> **Records to process**
■ ■ ■ ■ ■ ■ ■
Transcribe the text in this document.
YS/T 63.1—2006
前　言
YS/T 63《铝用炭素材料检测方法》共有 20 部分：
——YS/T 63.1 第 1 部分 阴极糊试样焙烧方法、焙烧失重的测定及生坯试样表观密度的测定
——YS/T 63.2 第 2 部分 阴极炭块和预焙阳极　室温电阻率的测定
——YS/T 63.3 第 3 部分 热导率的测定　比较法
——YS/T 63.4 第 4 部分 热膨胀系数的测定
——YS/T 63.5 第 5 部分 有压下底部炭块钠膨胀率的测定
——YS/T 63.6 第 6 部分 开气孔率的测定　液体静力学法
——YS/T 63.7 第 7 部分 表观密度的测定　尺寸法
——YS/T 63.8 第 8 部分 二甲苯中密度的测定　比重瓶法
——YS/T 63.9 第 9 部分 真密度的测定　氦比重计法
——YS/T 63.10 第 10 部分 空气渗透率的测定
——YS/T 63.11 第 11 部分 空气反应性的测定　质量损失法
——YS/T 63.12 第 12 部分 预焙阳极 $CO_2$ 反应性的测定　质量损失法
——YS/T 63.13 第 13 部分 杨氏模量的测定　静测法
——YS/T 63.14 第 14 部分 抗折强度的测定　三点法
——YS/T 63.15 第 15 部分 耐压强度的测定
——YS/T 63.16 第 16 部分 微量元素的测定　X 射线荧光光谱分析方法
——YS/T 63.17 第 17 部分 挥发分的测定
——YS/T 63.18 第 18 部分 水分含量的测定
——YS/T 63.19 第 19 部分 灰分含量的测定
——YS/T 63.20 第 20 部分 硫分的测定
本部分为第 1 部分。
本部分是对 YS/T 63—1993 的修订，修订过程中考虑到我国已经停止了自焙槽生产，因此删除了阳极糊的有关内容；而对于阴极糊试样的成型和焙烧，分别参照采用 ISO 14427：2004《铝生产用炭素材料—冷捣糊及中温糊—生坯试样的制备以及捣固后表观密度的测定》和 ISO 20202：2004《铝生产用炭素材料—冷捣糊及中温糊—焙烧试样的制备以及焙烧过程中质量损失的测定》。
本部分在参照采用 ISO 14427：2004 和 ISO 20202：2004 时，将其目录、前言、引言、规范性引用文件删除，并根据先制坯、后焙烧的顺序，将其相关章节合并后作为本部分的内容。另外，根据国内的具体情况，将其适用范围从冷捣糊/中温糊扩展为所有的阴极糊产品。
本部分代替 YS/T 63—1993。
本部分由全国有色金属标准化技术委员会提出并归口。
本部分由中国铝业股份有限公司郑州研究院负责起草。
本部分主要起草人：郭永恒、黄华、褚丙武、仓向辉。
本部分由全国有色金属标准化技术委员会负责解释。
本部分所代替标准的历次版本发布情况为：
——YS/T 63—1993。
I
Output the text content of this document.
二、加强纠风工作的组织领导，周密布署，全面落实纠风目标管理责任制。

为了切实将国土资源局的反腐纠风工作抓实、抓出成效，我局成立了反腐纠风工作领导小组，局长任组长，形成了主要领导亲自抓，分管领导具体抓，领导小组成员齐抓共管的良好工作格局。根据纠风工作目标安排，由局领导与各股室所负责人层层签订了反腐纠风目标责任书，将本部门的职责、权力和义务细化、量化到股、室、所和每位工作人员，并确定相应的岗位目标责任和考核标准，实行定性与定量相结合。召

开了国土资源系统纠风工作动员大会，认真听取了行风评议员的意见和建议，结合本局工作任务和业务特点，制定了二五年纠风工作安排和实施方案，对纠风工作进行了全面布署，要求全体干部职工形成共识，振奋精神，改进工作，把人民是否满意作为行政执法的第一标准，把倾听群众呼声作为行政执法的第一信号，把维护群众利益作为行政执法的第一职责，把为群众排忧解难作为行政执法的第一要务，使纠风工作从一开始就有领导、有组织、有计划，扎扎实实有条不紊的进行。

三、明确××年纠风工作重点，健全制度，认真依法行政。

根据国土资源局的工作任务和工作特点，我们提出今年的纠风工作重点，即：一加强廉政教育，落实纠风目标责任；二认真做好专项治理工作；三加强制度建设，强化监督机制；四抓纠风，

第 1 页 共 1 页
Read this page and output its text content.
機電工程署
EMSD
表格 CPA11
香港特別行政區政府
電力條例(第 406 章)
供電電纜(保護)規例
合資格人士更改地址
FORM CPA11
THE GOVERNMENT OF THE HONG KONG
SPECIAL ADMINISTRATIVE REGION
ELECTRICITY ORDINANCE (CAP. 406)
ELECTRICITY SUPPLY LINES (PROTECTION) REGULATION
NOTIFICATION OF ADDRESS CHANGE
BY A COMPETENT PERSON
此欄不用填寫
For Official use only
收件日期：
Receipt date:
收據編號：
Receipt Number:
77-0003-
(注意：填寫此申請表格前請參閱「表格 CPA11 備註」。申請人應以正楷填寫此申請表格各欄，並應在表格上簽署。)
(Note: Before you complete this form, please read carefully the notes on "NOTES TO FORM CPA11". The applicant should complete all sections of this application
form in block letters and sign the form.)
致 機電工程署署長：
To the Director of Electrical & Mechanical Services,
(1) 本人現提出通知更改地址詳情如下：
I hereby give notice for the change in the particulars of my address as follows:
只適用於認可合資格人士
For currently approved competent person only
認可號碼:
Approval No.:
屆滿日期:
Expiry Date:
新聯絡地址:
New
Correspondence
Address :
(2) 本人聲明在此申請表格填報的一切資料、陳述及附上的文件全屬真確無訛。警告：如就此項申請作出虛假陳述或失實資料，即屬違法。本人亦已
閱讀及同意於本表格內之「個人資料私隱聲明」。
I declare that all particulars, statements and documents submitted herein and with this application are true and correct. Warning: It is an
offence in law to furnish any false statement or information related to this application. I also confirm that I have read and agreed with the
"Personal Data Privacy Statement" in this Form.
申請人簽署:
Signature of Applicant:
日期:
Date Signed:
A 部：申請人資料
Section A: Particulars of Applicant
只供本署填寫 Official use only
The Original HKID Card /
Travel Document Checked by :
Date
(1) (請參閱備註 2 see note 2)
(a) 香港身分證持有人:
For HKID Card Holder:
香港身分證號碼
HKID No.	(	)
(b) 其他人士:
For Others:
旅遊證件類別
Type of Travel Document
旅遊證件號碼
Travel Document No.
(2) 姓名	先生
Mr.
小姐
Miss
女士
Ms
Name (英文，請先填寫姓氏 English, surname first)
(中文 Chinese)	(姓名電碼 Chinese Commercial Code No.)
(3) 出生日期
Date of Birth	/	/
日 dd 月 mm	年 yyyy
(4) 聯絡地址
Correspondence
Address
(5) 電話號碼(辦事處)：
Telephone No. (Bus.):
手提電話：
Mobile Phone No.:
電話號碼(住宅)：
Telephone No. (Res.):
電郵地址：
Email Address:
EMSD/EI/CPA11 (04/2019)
■ ■ ■ ■ ■ ■ ■
> **Required task**
Would you give the material above again, complete and exact?

> **Answer to this exercise**
Transcribe the text in this document.
YS/T 63.1—2006
前　言
YS/T 63《铝用炭素材料检测方法》共有 20 部分：
——YS/T 63.1 第 1 部分 阴极糊试样焙烧方法、焙烧失重的测定及生坯试样表观密度的测定
——YS/T 63.2 第 2 部分 阴极炭块和预焙阳极　室温电阻率的测定
——YS/T 63.3 第 3 部分 热导率的测定　比较法
——YS/T 63.4 第 4 部分 热膨胀系数的测定
——YS/T 63.5 第 5 部分 有压下底部炭块钠膨胀率的测定
——YS/T 63.6 第 6 部分 开气孔率的测定　液体静力学法
——YS/T 63.7 第 7 部分 表观密度的测定　尺寸法
——YS/T 63.8 第 8 部分 二甲苯中密度的测定　比重瓶法
——YS/T 63.9 第 9 部分 真密度的测定　氦比重计法
——YS/T 63.10 第 10 部分 空气渗透率的测定
——YS/T 63.11 第 11 部分 空气反应性的测定　质量损失法
——YS/T 63.12 第 12 部分 预焙阳极 $CO_2$ 反应性的测定　质量损失法
——YS/T 63.13 第 13 部分 杨氏模量的测定　静测法
——YS/T 63.14 第 14 部分 抗折强度的测定　三点法
——YS/T 63.15 第 15 部分 耐压强度的测定
——YS/T 63.16 第 16 部分 微量元素的测定　X 射线荧光光谱分析方法
——YS/T 63.17 第 17 部分 挥发分的测定
——YS/T 63.18 第 18 部分 水分含量的测定
——YS/T 63.19 第 19 部分 灰分含量的测定
——YS/T 63.20 第 20 部分 硫分的测定
本部分为第 1 部分。
本部分是对 YS/T 63—1993 的修订，修订过程中考虑到我国已经停止了自焙槽生产，因此删除了阳极糊的有关内容；而对于阴极糊试样的成型和焙烧，分别参照采用 ISO 14427：2004《铝生产用炭素材料—冷捣糊及中温糊—生坯试样的制备以及捣固后表观密度的测定》和 ISO 20202：2004《铝生产用炭素材料—冷捣糊及中温糊—焙烧试样的制备以及焙烧过程中质量损失的测定》。
本部分在参照采用 ISO 14427：2004 和 ISO 20202：2004 时，将其目录、前言、引言、规范性引用文件删除，并根据先制坯、后焙烧的顺序，将其相关章节合并后作为本部分的内容。另外，根据国内的具体情况，将其适用范围从冷捣糊/中温糊扩展为所有的阴极糊产品。
本部分代替 YS/T 63—1993。
本部分由全国有色金属标准化技术委员会提出并归口。
本部分由中国铝业股份有限公司郑州研究院负责起草。
本部分主要起草人：郭永恒、黄华、褚丙武、仓向辉。
本部分由全国有色金属标准化技术委员会负责解释。
本部分所代替标准的历次版本发布情况为：
——YS/T 63—1993。
I
Output the text content of this document.
二、加强纠风工作的组织领导，周密布署，全面落实纠风目标管理责任制。

为了切实将国土资源局的反腐纠风工作抓实、抓出成效，我局成立了反腐纠风工作领导小组，局长任组长，形成了主要领导亲自抓，分管领导具体抓，领导小组成员齐抓共管的良好工作格局。根据纠风工作目标安排，由局领导与各股室所负责人层层签订了反腐纠风目标责任书，将本部门的职责、权力和义务细化、量化到股、室、所和每位工作人员，并确定相应的岗位目标责任和考核标准，实行定性与定量相结合。召

开了国土资源系统纠风工作动员大会，认真听取了行风评议员的意见和建议，结合本局工作任务和业务特点，制定了二五年纠风工作安排和实施方案，对纠风工作进行了全面布署，要求全体干部职工形成共识，振奋精神，改进工作，把人民是否满意作为行政执法的第一标准，把倾听群众呼声作为行政执法的第一信号，把维护群众利益作为行政执法的第一职责，把为群众排忧解难作为行政执法的第一要务，使纠风工作从一开始就有领导、有组织、有计划，扎扎实实有条不紊的进行。

三、明确××年纠风工作重点，健全制度，认真依法行政。

根据国土资源局的工作任务和工作特点，我们提出今年的纠风工作重点，即：一加强廉政教育，落实纠风目标责任；二认真做好专项治理工作；三加强制度建设，强化监督机制；四抓纠风，

第 1 页 共 1 页
Read this page and output its text content.
機電工程署
EMSD
表格 CPA11
香港特別行政區政府
電力條例(第 406 章)
供電電纜(保護)規例
合資格人士更改地址
FORM CPA11
THE GOVERNMENT OF THE HONG KONG
SPECIAL ADMINISTRATIVE REGION
ELECTRICITY ORDINANCE (CAP. 406)
ELECTRICITY SUPPLY LINES (PROTECTION) REGULATION
NOTIFICATION OF ADDRESS CHANGE
BY A COMPETENT PERSON
此欄不用填寫
For Official use only
收件日期：
Receipt date:
收據編號：
Receipt Number:
77-0003-
(注意：填寫此申請表格前請參閱「表格 CPA11 備註」。申請人應以正楷填寫此申請表格各欄，並應在表格上簽署。)
(Note: Before you complete this form, please read carefully the notes on "NOTES TO FORM CPA11". The applicant should complete all sections of this application
form in block letters and sign the form.)
致 機電工程署署長：
To the Director of Electrical & Mechanical Services,
(1) 本人現提出通知更改地址詳情如下：
I hereby give notice for the change in the particulars of my address as follows:
只適用於認可合資格人士
For currently approved competent person only
認可號碼:
Approval No.:
屆滿日期:
Expiry Date:
新聯絡地址:
New
Correspondence
Address :
(2) 本人聲明在此申請表格填報的一切資料、陳述及附上的文件全屬真確無訛。警告：如就此項申請作出虛假陳述或失實資料，即屬違法。本人亦已
閱讀及同意於本表格內之「個人資料私隱聲明」。
I declare that all particulars, statements and documents submitted herein and with this application are true and correct. Warning: It is an
offence in law to furnish any false statement or information related to this application. I also confirm that I have read and agreed with the
"Personal Data Privacy Statement" in this Form.
申請人簽署:
Signature of Applicant:
日期:
Date Signed:
A 部：申請人資料
Section A: Particulars of Applicant
只供本署填寫 Official use only
The Original HKID Card /
Travel Document Checked by :
Date
(1) (請參閱備註 2 see note 2)
(a) 香港身分證持有人:
For HKID Card Holder:
香港身分證號碼
HKID No.	(	)
(b) 其他人士:
For Others:
旅遊證件類別
Type of Travel Document
旅遊證件號碼
Travel Document No.
(2) 姓名	先生
Mr.
小姐
Miss
女士
Ms
Name (英文，請先填寫姓氏 English, surname first)
(中文 Chinese)	(姓名電碼 Chinese Commercial Code No.)
(3) 出生日期
Date of Birth	/	/
日 dd 月 mm	年 yyyy
(4) 聯絡地址
Correspondence
Address
(5) 電話號碼(辦事處)：
Telephone No. (Bus.):
手提電話：
Mobile Phone No.:
電話號碼(住宅)：
Telephone No. (Res.):
電郵地址：
Email Address:
EMSD/EI/CPA11 (04/2019)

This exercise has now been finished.